┌────────

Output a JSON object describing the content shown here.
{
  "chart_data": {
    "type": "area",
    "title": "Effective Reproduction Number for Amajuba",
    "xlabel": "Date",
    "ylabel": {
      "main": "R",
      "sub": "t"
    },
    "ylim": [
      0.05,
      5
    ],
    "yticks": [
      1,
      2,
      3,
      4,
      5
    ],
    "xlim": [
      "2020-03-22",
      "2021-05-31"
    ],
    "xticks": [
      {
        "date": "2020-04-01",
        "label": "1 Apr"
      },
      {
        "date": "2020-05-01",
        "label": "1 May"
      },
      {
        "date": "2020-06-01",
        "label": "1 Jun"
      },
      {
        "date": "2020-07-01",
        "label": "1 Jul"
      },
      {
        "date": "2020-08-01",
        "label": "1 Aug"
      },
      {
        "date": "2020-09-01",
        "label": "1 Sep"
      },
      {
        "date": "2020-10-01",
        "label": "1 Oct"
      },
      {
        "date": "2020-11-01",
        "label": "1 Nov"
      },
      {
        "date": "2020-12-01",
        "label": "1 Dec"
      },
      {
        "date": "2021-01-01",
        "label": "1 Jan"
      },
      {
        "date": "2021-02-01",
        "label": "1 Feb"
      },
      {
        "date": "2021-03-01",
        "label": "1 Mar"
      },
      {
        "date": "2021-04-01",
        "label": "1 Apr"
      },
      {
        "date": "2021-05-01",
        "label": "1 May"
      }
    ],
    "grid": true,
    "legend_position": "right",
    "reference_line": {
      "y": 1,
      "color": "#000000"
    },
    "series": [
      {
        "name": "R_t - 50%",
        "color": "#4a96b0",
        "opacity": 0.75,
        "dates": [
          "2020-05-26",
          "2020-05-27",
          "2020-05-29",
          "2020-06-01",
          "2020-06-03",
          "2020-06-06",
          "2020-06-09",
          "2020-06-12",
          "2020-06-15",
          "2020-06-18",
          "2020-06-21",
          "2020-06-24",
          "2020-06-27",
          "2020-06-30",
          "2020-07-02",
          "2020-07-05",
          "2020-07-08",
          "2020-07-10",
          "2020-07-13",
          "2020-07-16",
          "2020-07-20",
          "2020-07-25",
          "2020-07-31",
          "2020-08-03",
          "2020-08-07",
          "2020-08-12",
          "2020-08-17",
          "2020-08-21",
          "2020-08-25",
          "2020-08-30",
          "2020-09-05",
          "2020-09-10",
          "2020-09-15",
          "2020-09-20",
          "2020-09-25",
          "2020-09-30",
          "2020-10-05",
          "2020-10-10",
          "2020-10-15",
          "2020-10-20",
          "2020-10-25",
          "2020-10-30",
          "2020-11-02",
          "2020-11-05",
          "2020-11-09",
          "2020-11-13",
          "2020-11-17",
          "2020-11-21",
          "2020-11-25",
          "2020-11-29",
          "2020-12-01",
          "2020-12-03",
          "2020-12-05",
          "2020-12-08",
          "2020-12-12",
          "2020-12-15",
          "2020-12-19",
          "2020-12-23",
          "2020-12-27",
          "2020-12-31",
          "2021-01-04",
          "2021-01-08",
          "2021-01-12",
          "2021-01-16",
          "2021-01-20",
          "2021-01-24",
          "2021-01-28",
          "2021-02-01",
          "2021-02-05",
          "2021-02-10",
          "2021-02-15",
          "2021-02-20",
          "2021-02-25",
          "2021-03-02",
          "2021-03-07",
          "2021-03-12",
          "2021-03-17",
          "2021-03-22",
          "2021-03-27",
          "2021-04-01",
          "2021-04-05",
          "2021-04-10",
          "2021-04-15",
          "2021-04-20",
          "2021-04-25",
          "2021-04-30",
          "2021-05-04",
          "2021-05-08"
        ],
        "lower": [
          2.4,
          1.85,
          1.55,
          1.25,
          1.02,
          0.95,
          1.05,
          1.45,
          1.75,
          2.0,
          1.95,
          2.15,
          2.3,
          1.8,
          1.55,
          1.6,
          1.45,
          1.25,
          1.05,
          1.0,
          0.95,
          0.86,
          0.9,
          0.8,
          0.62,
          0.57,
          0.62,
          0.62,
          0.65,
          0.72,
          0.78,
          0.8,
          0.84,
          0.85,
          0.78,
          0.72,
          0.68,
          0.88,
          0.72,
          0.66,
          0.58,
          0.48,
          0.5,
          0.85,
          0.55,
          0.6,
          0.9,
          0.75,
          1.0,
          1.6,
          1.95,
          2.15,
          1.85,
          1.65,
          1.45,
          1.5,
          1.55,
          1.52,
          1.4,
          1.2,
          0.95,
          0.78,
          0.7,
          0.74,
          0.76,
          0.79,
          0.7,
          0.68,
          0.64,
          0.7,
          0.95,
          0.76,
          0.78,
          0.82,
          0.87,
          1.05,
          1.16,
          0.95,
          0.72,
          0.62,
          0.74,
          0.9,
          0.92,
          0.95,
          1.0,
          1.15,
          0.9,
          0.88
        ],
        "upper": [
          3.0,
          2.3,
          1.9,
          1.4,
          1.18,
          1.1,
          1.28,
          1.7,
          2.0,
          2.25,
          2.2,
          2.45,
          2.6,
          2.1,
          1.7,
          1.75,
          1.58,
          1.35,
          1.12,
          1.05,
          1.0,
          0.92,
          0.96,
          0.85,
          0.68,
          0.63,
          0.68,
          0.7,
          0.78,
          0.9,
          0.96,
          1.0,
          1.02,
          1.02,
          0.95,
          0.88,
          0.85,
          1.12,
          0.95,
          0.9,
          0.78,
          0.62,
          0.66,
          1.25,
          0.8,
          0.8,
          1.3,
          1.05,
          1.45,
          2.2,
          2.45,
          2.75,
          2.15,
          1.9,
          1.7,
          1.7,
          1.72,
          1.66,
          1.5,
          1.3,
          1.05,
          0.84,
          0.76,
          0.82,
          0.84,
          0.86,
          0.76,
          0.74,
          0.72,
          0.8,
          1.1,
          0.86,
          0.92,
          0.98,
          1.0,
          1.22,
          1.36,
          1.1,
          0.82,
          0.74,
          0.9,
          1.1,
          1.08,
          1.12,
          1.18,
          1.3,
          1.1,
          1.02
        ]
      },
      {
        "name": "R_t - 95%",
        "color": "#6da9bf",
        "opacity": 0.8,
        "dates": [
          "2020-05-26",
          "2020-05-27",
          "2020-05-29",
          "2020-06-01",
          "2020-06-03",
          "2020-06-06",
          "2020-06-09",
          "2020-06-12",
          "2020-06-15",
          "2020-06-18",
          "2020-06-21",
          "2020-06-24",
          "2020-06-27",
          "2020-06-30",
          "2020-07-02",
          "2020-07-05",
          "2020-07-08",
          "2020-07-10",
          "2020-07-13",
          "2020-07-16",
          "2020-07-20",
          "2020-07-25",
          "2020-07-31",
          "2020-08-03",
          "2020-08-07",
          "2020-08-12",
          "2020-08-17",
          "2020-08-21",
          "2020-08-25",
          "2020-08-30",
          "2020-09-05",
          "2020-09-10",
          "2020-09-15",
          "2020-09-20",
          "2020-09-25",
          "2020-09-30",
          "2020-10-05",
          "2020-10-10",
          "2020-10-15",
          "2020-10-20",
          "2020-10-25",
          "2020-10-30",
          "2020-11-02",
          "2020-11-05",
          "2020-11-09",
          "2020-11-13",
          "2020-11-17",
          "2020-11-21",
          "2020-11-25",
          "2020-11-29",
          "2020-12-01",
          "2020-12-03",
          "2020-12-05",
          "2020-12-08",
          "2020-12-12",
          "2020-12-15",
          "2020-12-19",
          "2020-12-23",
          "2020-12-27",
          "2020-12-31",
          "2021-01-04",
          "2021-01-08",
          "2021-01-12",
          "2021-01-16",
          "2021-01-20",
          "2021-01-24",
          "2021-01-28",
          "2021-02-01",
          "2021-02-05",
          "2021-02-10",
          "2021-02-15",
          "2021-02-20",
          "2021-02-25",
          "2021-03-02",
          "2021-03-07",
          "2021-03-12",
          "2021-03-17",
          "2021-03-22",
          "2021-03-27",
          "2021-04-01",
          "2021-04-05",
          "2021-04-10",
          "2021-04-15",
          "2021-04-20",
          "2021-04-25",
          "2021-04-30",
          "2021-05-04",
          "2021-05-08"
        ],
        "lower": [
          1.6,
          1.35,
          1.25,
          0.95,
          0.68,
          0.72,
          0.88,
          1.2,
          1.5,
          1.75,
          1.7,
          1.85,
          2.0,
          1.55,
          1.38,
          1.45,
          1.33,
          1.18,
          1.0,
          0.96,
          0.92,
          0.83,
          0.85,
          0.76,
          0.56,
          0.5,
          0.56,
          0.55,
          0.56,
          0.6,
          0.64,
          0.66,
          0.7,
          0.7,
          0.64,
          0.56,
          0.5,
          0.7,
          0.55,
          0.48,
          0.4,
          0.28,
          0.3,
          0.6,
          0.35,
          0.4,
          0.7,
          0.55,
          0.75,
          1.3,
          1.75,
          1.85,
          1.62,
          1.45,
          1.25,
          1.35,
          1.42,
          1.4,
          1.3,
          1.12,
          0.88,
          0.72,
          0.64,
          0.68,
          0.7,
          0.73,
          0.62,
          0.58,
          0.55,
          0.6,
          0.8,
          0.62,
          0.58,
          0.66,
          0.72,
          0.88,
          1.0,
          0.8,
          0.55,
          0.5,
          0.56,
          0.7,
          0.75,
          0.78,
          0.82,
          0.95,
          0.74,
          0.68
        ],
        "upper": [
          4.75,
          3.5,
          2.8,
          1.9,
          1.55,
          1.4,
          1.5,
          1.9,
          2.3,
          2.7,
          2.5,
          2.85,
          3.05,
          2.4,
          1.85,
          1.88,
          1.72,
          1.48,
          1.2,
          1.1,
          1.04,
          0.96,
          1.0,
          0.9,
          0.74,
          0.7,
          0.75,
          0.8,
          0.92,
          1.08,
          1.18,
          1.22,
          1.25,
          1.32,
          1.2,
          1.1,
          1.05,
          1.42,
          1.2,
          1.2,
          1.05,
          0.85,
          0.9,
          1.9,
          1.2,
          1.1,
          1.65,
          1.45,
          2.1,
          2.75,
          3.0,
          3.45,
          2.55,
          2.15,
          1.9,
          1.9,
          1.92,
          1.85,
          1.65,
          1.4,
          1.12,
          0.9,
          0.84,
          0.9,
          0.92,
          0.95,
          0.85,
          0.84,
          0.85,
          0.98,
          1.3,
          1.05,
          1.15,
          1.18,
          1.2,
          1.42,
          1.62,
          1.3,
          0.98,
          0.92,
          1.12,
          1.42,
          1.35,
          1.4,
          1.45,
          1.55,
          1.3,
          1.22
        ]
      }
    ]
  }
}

└────────

_TASK DETAILS_.
Report the number of lines in the listing where the string "color" appears, and nothing besides.

_ANSWER FOR THIS EXERCISE_.
3